You don’t need any new commands to write a recursive program: you do that with ordinary
method calls. This is reflected in the animation: there was nothing new about it compared
to our earlier animations, except that the call stack simultaneously contained multiple
frames associated with the same method. (Each frame targets a different object and thus
has a different this
.)
By now, you’ve seen umpteen examples of a method calling another. When method A calls method B, A stays in wait while B does its work; then A resumes where it left off. In general, recursive methods work just the same. The only difference is that the method calls itself and multiple unfinished activations of the same method exist at the same time.
As long as you understand how method calls work on the call stack, you can also reason about what happens during a recursive program run.
Recursing without Structural Recursion
Example: palindromes
Let’s use a function to determine if a given string is a palindrome. That is, let’s see if it reads the same forwards and backwards.
isPalindrome("redivider")res3: Boolean = true isPalindrome("reader")res4: Boolean = false
We could choose either iteration (loops) or recursion as our implementation strategy. Let’s do both so that we can compare.
On palindromes
The isPalindrome
methods in this chapter require every single
character to be exactly identical forwards and backwards,
whitespace and punctuation included. These methods can’t detect
multi-word palindromes such as “Borrow or rob?”. In the Recursion
module, there is an additional version of the method that ignores
everything but actual letters.
Palindromes: an iterative implementation
Here’s one palindrome-checking algorithm in pseudocode:
def isPalindrome(candidate: String): Boolean = Check one pair of characters at a time, starting from left and right at the same time. At each pair of characters (one from the front, one from the back): 1. If the characters are different, the candidate string is not a palindrome, so stop. 2. If all the pairs have now been checked, the candidate is a palindrome. (In case there is an odd number of characters, the middle one can be ignored.)
And here’s a refined version:
def isPalindrome(candidate: String): Boolean = Set the stepper leftIndex to zero and rightIndex to one less than the candidate string’s length. Keep incrementing leftIndex by one and decrementing rightIndex by one as long as leftIndex is less than rightIndex. On each such iteration: 1. Check the two characters at leftIndex and rightIndex. 2. If they differ, return false and stop running this method. In case all the characters were checked (without returning false), return true.
This iterative algorithm repeats operations during a single method call until a specific
condition is no longer met; that happens when the growing leftIndex
meets the reducing
rightIndex
. The algorithm translates directly into a while
loop:
def isPalindrome(candidate: String): Boolean =
var leftIndex = 0
var rightIndex = candidate.length - 1
while leftIndex < rightIndex do
if candidate(leftIndex) != candidate(rightIndex) then
return false
leftIndex += 1
rightIndex -= 1
end while
true
Recall the return
command from Chapter 9.1. Executing this
command immediately terminates the function call and returns
a value. Here, we interrupt the loop immediately if we happen
on two different characters (in which case it’s unnecessary to
continue).
As also stated in Chapter 9.1, Scala requires you to explicitly
annotate the return type of any function that uses return
.
We reach the final line only if the loop didn’t previously return
false
.

RECORDED DATA
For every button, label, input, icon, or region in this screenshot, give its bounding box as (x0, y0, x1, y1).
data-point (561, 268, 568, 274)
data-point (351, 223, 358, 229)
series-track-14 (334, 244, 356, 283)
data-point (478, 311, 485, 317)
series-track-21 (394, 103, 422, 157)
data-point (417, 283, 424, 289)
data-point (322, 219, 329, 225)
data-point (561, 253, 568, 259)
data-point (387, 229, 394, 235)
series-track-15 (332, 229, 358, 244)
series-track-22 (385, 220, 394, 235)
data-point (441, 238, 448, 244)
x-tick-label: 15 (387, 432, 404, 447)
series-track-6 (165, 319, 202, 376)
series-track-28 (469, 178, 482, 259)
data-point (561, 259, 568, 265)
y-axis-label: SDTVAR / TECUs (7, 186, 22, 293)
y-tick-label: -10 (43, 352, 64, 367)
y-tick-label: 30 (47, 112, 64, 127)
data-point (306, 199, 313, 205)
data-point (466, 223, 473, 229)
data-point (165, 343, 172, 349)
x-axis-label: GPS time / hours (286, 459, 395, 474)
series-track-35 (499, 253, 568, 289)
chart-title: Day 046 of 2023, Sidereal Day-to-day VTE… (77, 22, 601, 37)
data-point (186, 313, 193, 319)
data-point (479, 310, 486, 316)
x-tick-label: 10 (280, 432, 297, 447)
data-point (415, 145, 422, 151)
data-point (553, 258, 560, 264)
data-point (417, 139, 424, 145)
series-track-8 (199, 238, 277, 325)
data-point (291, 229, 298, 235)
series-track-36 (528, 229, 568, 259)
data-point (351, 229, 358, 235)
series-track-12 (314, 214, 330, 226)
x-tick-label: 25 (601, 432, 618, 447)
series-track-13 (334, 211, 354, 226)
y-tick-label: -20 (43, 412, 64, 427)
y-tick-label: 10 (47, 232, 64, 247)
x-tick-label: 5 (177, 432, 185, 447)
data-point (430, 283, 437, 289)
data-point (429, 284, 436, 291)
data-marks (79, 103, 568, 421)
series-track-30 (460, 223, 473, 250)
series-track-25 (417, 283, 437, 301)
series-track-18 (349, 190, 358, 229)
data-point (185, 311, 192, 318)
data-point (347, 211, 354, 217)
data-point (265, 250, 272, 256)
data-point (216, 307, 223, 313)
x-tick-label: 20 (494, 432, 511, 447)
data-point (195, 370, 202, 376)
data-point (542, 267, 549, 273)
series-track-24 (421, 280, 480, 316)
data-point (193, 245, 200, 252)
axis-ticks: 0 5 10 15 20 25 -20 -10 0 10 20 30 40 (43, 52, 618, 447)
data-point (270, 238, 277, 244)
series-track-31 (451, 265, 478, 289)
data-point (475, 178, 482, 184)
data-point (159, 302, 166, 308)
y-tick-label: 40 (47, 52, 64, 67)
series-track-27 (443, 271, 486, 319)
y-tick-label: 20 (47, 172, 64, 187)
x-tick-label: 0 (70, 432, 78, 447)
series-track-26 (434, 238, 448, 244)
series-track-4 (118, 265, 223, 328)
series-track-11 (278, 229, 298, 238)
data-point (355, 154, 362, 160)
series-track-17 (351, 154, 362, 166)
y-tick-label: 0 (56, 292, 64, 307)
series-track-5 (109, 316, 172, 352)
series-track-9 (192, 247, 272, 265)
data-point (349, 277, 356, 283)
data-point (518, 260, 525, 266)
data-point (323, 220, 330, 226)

WHAT TO PRODUCE
In the excerpt on recursion and palindromes, what happens when the return command is executed? The lines play no part in what is asked here.

OUTPUT FOR THIS EXERCISE
It immediately terminates the function call and returns a value.